▸ **What you need to do**
In the records, take the lines from the one containing "unit-cell: each [901,494,919,503]" through the one containing "chevron-down-icon: ▼ [279,365,289,376]" and change "each" to "pcs". Return only those lines, leaving everything else as it is.

Raw records
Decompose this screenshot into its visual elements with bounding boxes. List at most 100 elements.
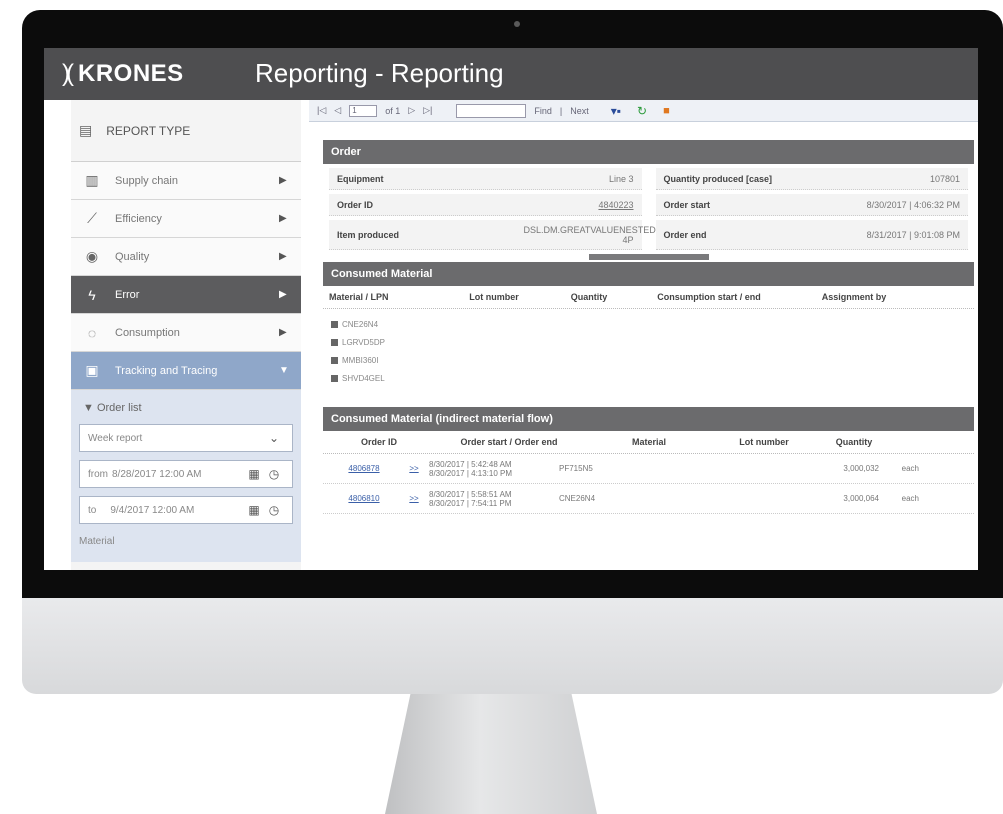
unit-cell: each [901,494,919,503]
order-start-row: Order start 8/30/2017 | 4:06:32 PM [655,194,968,216]
sidebar-item-supply-chain[interactable]: ▥ Supply chain ▶ [71,162,301,200]
unit-cell: each [901,464,919,473]
prev-page-button[interactable]: ◁ [334,105,341,116]
expand-link[interactable]: >> [399,464,429,473]
order-id-label: Order ID [337,199,374,210]
chevron-down-icon: ▼ [279,365,289,376]
column-header: Consumption start / end [657,292,761,302]
sidebar-item-label: Supply chain [115,174,178,187]
equipment-label: Equipment [337,173,384,184]
refresh-icon[interactable]: ↻ [637,104,647,118]
sidebar-item-label: Error [115,288,140,301]
clock-icon[interactable]: ◷ [264,467,284,481]
order-section: Order Equipment Line 3 Quantity produced… [323,140,974,260]
column-header: Quantity [835,437,873,447]
brand-name: KRONES [77,60,184,87]
camera-icon [514,21,520,27]
sidebar-item-label: Tracking and Tracing [115,364,218,377]
list-item[interactable]: CNE26N4 [331,315,966,333]
sidebar-item-consumption[interactable]: ◌ Consumption ▶ [71,314,301,352]
lpn-label: CNE26N4 [342,319,379,329]
start-date: 8/30/2017 | 5:42:48 AM [429,459,512,469]
report-type-label: REPORT TYPE [106,123,191,138]
from-date-field[interactable]: from 8/28/2017 12:00 AM ▦ ◷ [79,460,293,488]
quantity-cell: 3,000,064 [843,494,879,503]
order-id-link[interactable]: 4806878 [329,464,399,473]
list-item[interactable]: MMBI360I [331,351,966,369]
date-range: 8/30/2017 | 5:42:48 AM 8/30/2017 | 4:13:… [429,460,559,478]
find-input[interactable] [456,103,527,118]
list-item[interactable]: LGRVD5DP [331,333,966,351]
last-page-button[interactable]: ▷| [423,105,432,116]
from-date-value: 8/28/2017 12:00 AM [112,468,202,480]
report-viewer: |◁ ◁ 1 of 1 ▷ ▷| Find | Next ▾▪ ↻ ■ Orde… [309,100,978,570]
list-item[interactable]: SHVD4GEL [331,369,966,387]
bar-chart-icon: ▥ [85,172,99,188]
export-icon[interactable]: ■ [663,105,670,117]
material-cell: PF715N5 [559,464,593,473]
sidebar-item-label: Quality [115,250,150,263]
sidebar-item-efficiency[interactable]: ⟋ Efficiency ▶ [71,200,301,238]
order-list-toggle[interactable]: ▼ Order list [79,396,293,424]
chevron-right-icon: ▶ [279,327,287,338]
chevron-right-icon: ▶ [279,251,287,262]
calendar-icon[interactable]: ▦ [244,503,264,517]
save-icon[interactable]: ▾▪ [611,104,621,118]
app-header: )( KRONES Reporting - Reporting [44,48,978,100]
separator: | [559,105,563,116]
order-start-label: Order start [663,199,711,210]
order-id-link[interactable]: 4806810 [329,494,399,503]
order-end-label: Order end [663,229,707,240]
resize-grabber[interactable] [588,254,709,260]
next-find-button[interactable]: Next [570,106,589,116]
next-page-button[interactable]: ▷ [408,105,415,116]
quantity-row: Quantity produced [case] 107801 [655,168,968,190]
to-date-field[interactable]: to 9/4/2017 12:00 AM ▦ ◷ [79,496,293,524]
lpn-label: LGRVD5DP [342,337,385,347]
order-id-link[interactable]: 4840223 [598,200,633,210]
find-button[interactable]: Find [534,106,552,116]
end-date: 8/30/2017 | 7:54:11 PM [429,498,512,508]
monitor-chin [22,598,1003,694]
document-icon: ▣ [85,362,99,378]
indirect-columns: Order ID Order start / Order end Materia… [323,431,974,454]
plus-box-icon [331,320,338,328]
report-select[interactable]: Week report ⌄ [79,424,293,452]
end-date: 8/30/2017 | 4:13:10 PM [429,468,513,478]
page-number-input[interactable]: 1 [349,104,378,117]
expand-link[interactable]: >> [399,494,429,503]
equipment-value: Line 3 [608,173,634,184]
calendar-icon[interactable]: ▦ [244,467,264,481]
date-range: 8/30/2017 | 5:58:51 AM 8/30/2017 | 7:54:… [429,490,559,508]
sidebar-item-tracking[interactable]: ▣ Tracking and Tracing ▼ [71,352,301,390]
table-row: 4806810 >> 8/30/2017 | 5:58:51 AM 8/30/2… [323,484,974,514]
sidebar-item-error[interactable]: ϟ Error ▶ [71,276,301,314]
start-date: 8/30/2017 | 5:58:51 AM [429,489,512,499]
table-row: 4806878 >> 8/30/2017 | 5:42:48 AM 8/30/2… [323,454,974,484]
report-type-header: ▤ REPORT TYPE [71,100,301,162]
krones-logo: )( KRONES [62,60,184,88]
column-header: Material / LPN [329,292,389,302]
item-produced-value: DSL.DM.GREATVALUENESTED.2 4P [523,224,664,245]
caret-down-icon: ▼ [83,402,94,414]
first-page-button[interactable]: |◁ [317,105,326,116]
tracking-filter-panel: ▼ Order list Week report ⌄ from 8/28/201… [71,390,301,562]
consumed-material-section: Consumed Material Material / LPN Lot num… [323,262,974,393]
chevron-right-icon: ▶ [279,213,287,224]
to-date-value: 9/4/2017 12:00 AM [110,504,195,516]
sidebar-item-quality[interactable]: ◉ Quality ▶ [71,238,301,276]
lightning-icon: ϟ [88,286,96,303]
item-produced-label: Item produced [337,229,400,240]
column-header: Order ID [360,437,397,447]
column-header: Lot number [469,292,519,302]
lpn-label: SHVD4GEL [342,373,385,383]
chevron-right-icon: ▶ [279,175,287,186]
clock-icon[interactable]: ◷ [264,503,284,517]
quantity-value: 107801 [929,173,960,184]
column-header: Material [631,437,666,447]
sidebar-item-label: Consumption [115,326,180,339]
material-label: Material [79,536,115,547]
page-title: Reporting - Reporting [255,58,504,88]
indirect-material-header: Consumed Material (indirect material flo… [323,407,974,431]
order-list-label: Order list [96,402,142,414]
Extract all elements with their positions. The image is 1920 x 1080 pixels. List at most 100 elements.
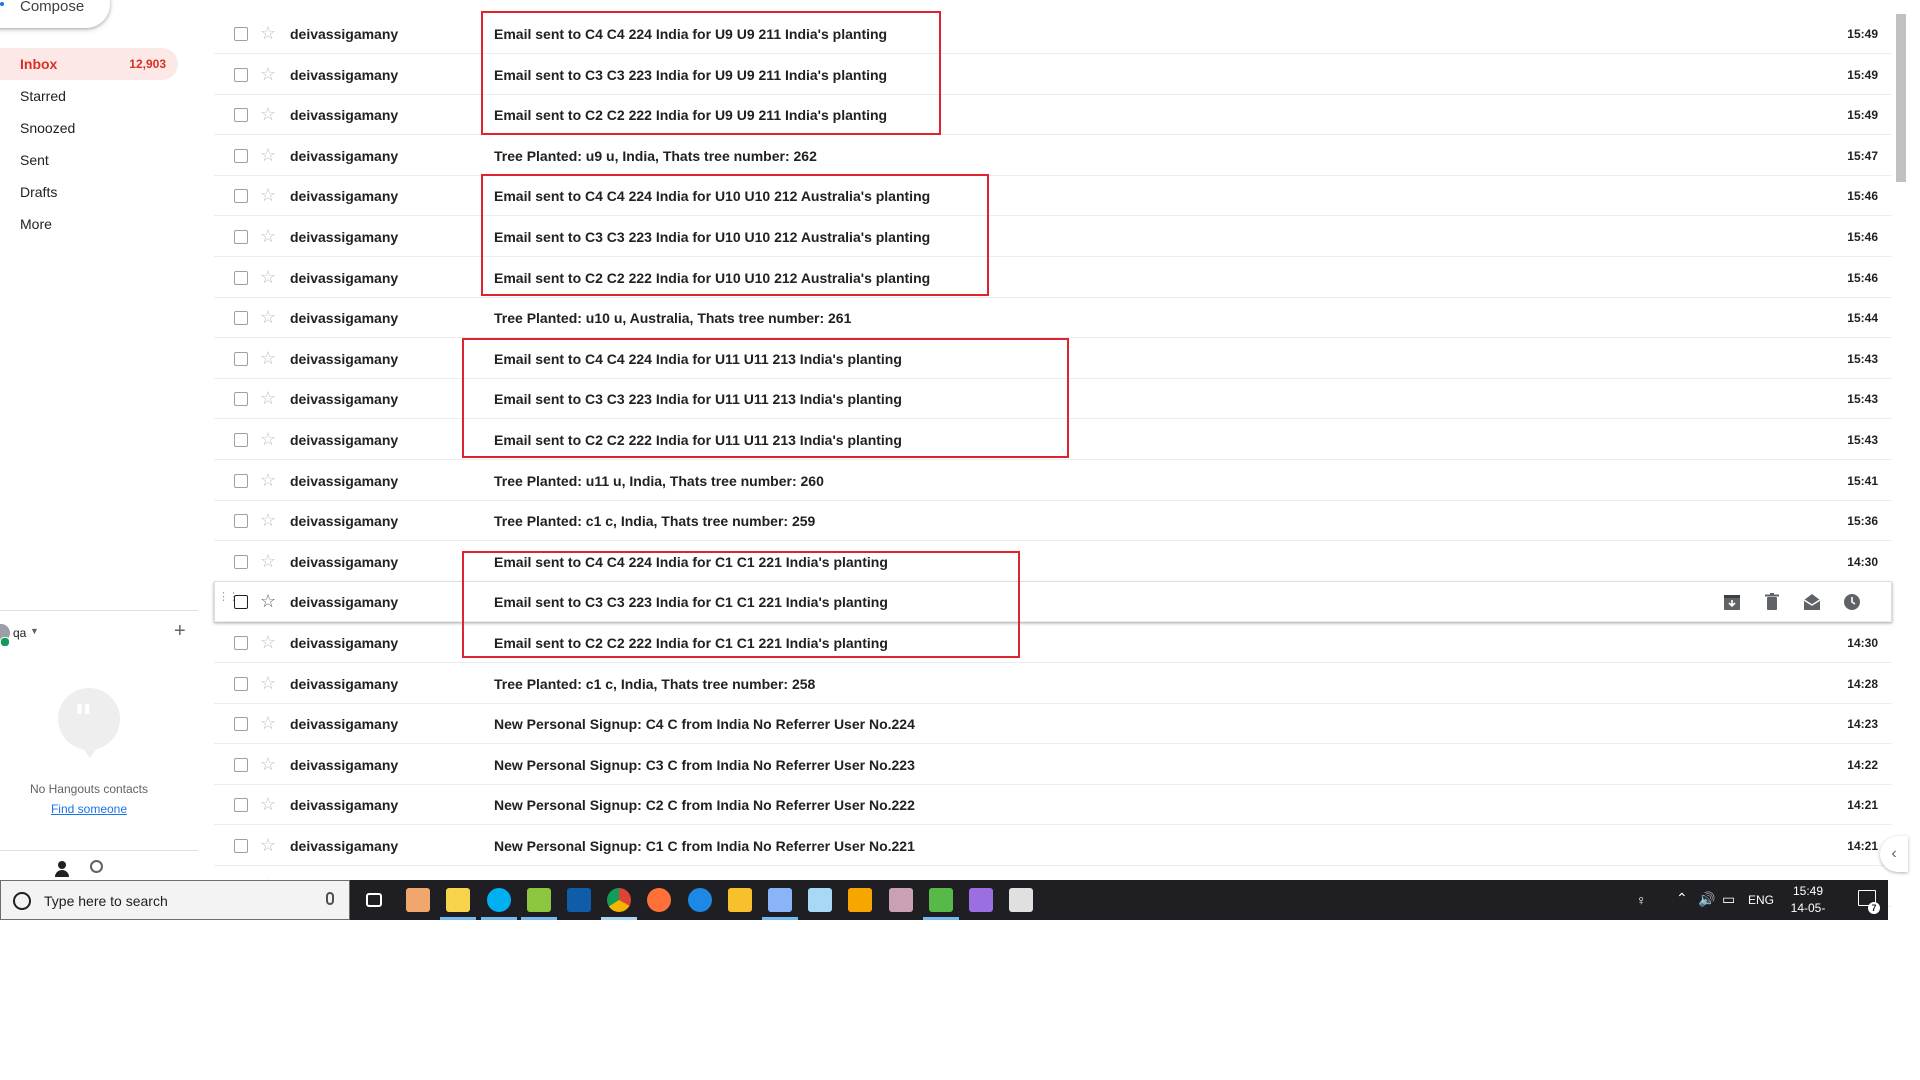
- language-indicator[interactable]: ENG: [1748, 893, 1774, 933]
- nav-item-starred[interactable]: Starred: [0, 80, 178, 112]
- row-checkbox[interactable]: [234, 757, 248, 772]
- star-icon[interactable]: ☆: [260, 64, 276, 84]
- row-checkbox[interactable]: [234, 230, 248, 244]
- notepad-plus-icon[interactable]: [526, 888, 551, 912]
- office-icon[interactable]: [848, 888, 873, 912]
- row-checkbox[interactable]: [234, 717, 248, 732]
- email-row[interactable]: ☆ deivassigamany Tree Planted: c1 c, India…: [214, 501, 1892, 542]
- email-row[interactable]: ☆ deivassigamany Email sent to C4 C4 224 I…: [214, 176, 1892, 217]
- calculator-icon[interactable]: [1009, 888, 1034, 912]
- star-icon[interactable]: ☆: [260, 104, 276, 124]
- star-icon[interactable]: ☆: [260, 307, 276, 327]
- star-icon[interactable]: ☆: [260, 185, 276, 205]
- star-icon[interactable]: ☆: [260, 388, 276, 408]
- nav-item-more[interactable]: More: [0, 208, 178, 240]
- taskbar-search[interactable]: Type here to search: [0, 880, 350, 920]
- mark-as-read-icon[interactable]: [1800, 590, 1824, 614]
- email-row[interactable]: ☆ deivassigamany Email sent to C2 C2 222 I…: [214, 623, 1892, 663]
- nav-item-sent[interactable]: Sent: [0, 144, 178, 176]
- email-row[interactable]: ☆ deivassigamany Tree Planted: u9 u, India…: [214, 136, 1892, 176]
- email-row[interactable]: ☆ deivassigamany New Personal Signup: C1 C…: [214, 826, 1892, 866]
- star-icon[interactable]: ☆: [260, 470, 276, 490]
- email-row[interactable]: ☆ deivassigamany Email sent to C3 C3 223 I…: [214, 379, 1892, 420]
- email-row[interactable]: ☆ deivassigamany Email sent to C3 C3 223 I…: [214, 55, 1892, 95]
- archive-icon[interactable]: [1720, 590, 1744, 614]
- notepad-icon[interactable]: [808, 888, 833, 912]
- star-icon[interactable]: ☆: [260, 429, 276, 449]
- row-checkbox[interactable]: [234, 473, 248, 488]
- microphone-icon[interactable]: [326, 892, 334, 905]
- task-view-icon[interactable]: [366, 893, 382, 907]
- paint-icon[interactable]: [406, 888, 431, 912]
- row-checkbox[interactable]: [234, 392, 248, 407]
- star-icon[interactable]: ☆: [260, 754, 276, 774]
- star-icon[interactable]: ☆: [260, 348, 276, 368]
- email-row[interactable]: ☆ deivassigamany Email sent to C2 C2 222 I…: [214, 420, 1892, 460]
- email-row[interactable]: ☆ deivassigamany Email sent to C4 C4 224 I…: [214, 542, 1892, 582]
- email-row[interactable]: ☆ deivassigamany Tree Planted: u10 u, Aust…: [214, 298, 1892, 339]
- email-row[interactable]: ☆ deivassigamany Email sent to C4 C4 224 I…: [214, 339, 1892, 379]
- edge-icon[interactable]: [687, 888, 712, 912]
- find-someone-link[interactable]: Find someone: [0, 802, 178, 816]
- star-icon[interactable]: ☆: [260, 551, 276, 571]
- email-row[interactable]: ☆ deivassigamany Tree Planted: u11 u, Indi…: [214, 461, 1892, 501]
- row-checkbox[interactable]: [234, 270, 248, 285]
- nav-item-snoozed[interactable]: Snoozed: [0, 112, 178, 144]
- star-icon[interactable]: ☆: [260, 23, 276, 43]
- email-row[interactable]: ☆ deivassigamany Email sent to C2 C2 222 I…: [214, 95, 1892, 136]
- email-row[interactable]: ☆ deivassigamany Email sent to C3 C3 223 I…: [214, 217, 1892, 257]
- network-icon[interactable]: ▭: [1722, 891, 1735, 931]
- sticky-notes-icon[interactable]: [446, 888, 471, 912]
- email-row[interactable]: ☆ deivassigamany Email sent to C4 C4 224 I…: [214, 14, 1892, 54]
- star-icon[interactable]: ☆: [260, 591, 276, 611]
- star-icon[interactable]: ☆: [260, 794, 276, 814]
- hangouts-user[interactable]: qa ▼ +: [0, 620, 198, 647]
- row-checkbox[interactable]: [234, 27, 248, 41]
- nav-item-inbox[interactable]: Inbox 12,903: [0, 48, 178, 80]
- email-row[interactable]: ☆ deivassigamany New Personal Signup: C3 C…: [214, 745, 1892, 785]
- star-icon[interactable]: ☆: [260, 673, 276, 693]
- email-row[interactable]: ☆ deivassigamany New Personal Signup: C2 C…: [214, 785, 1892, 826]
- email-row[interactable]: ☆ deivassigamany Tree Planted: c1 c, India…: [214, 664, 1892, 704]
- row-checkbox[interactable]: [234, 108, 248, 123]
- onenote-icon[interactable]: [888, 888, 913, 912]
- star-icon[interactable]: ☆: [260, 632, 276, 652]
- row-checkbox[interactable]: [234, 798, 248, 813]
- row-checkbox[interactable]: [234, 311, 248, 326]
- skype-icon[interactable]: [486, 888, 511, 912]
- email-row[interactable]: ☆ deivassigamany Email sent to C2 C2 222 I…: [214, 258, 1892, 298]
- scrollbar-thumb[interactable]: [1896, 14, 1906, 182]
- star-icon[interactable]: ☆: [260, 226, 276, 246]
- row-checkbox[interactable]: [234, 676, 248, 691]
- taskbar-clock[interactable]: 15:49 14-05-2020: [1778, 883, 1838, 934]
- nav-item-drafts[interactable]: Drafts: [0, 176, 178, 208]
- row-checkbox[interactable]: [234, 839, 248, 853]
- email-row[interactable]: ☆ deivassigamany New Personal Signup: C4 C…: [214, 704, 1892, 745]
- star-icon[interactable]: ☆: [260, 835, 276, 855]
- row-checkbox[interactable]: [234, 189, 248, 204]
- delete-icon[interactable]: [1760, 590, 1784, 614]
- side-panel-toggle[interactable]: ‹: [1880, 836, 1908, 872]
- row-checkbox[interactable]: [234, 67, 248, 82]
- feather-icon[interactable]: [969, 888, 993, 912]
- people-icon[interactable]: ♀: [1636, 892, 1647, 932]
- row-checkbox[interactable]: [234, 433, 248, 447]
- row-checkbox[interactable]: [234, 514, 248, 529]
- paint-3d-icon[interactable]: [768, 888, 792, 912]
- file-explorer-icon[interactable]: [727, 888, 752, 912]
- star-icon[interactable]: ☆: [260, 145, 276, 165]
- firefox-icon[interactable]: [647, 888, 672, 912]
- snipping-icon[interactable]: [928, 888, 953, 912]
- volume-icon[interactable]: 🔊: [1698, 891, 1715, 931]
- snooze-icon[interactable]: [1840, 590, 1864, 614]
- row-checkbox[interactable]: [234, 636, 248, 650]
- star-icon[interactable]: ☆: [260, 510, 276, 530]
- row-checkbox[interactable]: [234, 595, 248, 610]
- email-row[interactable]: ⋮⋮ ☆ deivassigamany Email sent to C3 C3 223…: [214, 582, 1892, 623]
- row-checkbox[interactable]: [234, 554, 248, 569]
- add-contact-icon[interactable]: +: [174, 620, 186, 643]
- compose-button[interactable]: Compose: [0, 0, 110, 28]
- star-icon[interactable]: ☆: [260, 713, 276, 733]
- caret-down-icon[interactable]: ▼: [30, 626, 39, 636]
- row-checkbox[interactable]: [234, 148, 248, 163]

▸ **Written answer**
unit-cell: pcs [901,494,919,503]
order-start-row: Order start 8/30/2017 | 4:06:32 PM [655,194,968,216]
sidebar-item-supply-chain[interactable]: ▥ Supply chain ▶ [71,162,301,200]
unit-cell: pcs [901,464,919,473]
prev-page-button[interactable]: ◁ [334,105,341,116]
expand-link[interactable]: >> [399,464,429,473]
order-id-label: Order ID [337,199,374,210]
chevron-down-icon: ▼ [279,365,289,376]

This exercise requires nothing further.